— START OF Working data —

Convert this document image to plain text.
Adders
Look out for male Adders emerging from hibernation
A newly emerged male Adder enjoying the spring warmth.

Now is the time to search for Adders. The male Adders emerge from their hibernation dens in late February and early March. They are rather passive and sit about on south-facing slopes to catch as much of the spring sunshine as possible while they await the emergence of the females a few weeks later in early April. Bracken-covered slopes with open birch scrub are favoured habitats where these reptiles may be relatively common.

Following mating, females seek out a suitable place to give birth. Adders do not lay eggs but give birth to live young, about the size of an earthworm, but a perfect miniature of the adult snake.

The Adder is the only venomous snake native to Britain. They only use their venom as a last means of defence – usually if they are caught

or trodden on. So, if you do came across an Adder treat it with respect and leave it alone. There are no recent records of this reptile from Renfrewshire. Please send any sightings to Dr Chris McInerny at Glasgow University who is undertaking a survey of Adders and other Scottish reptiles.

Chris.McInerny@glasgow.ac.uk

— END OF Working data —

To do: Please output every record, keeping each line exact.

Task result:
Convert this document image to plain text.
Adders
Look out for male Adders emerging from hibernation
A newly emerged male Adder enjoying the spring warmth.

Now is the time to search for Adders. The male Adders emerge from their hibernation dens in late February and early March. They are rather passive and sit about on south-facing slopes to catch as much of the spring sunshine as possible while they await the emergence of the females a few weeks later in early April. Bracken-covered slopes with open birch scrub are favoured habitats where these reptiles may be relatively common.

Following mating, females seek out a suitable place to give birth. Adders do not lay eggs but give birth to live young, about the size of an earthworm, but a perfect miniature of the adult snake.

The Adder is the only venomous snake native to Britain. They only use their venom as a last means of defence – usually if they are caught

or trodden on. So, if you do came across an Adder treat it with respect and leave it alone. There are no recent records of this reptile from Renfrewshire. Please send any sightings to Dr Chris McInerny at Glasgow University who is undertaking a survey of Adders and other Scottish reptiles.

Chris.McInerny@glasgow.ac.uk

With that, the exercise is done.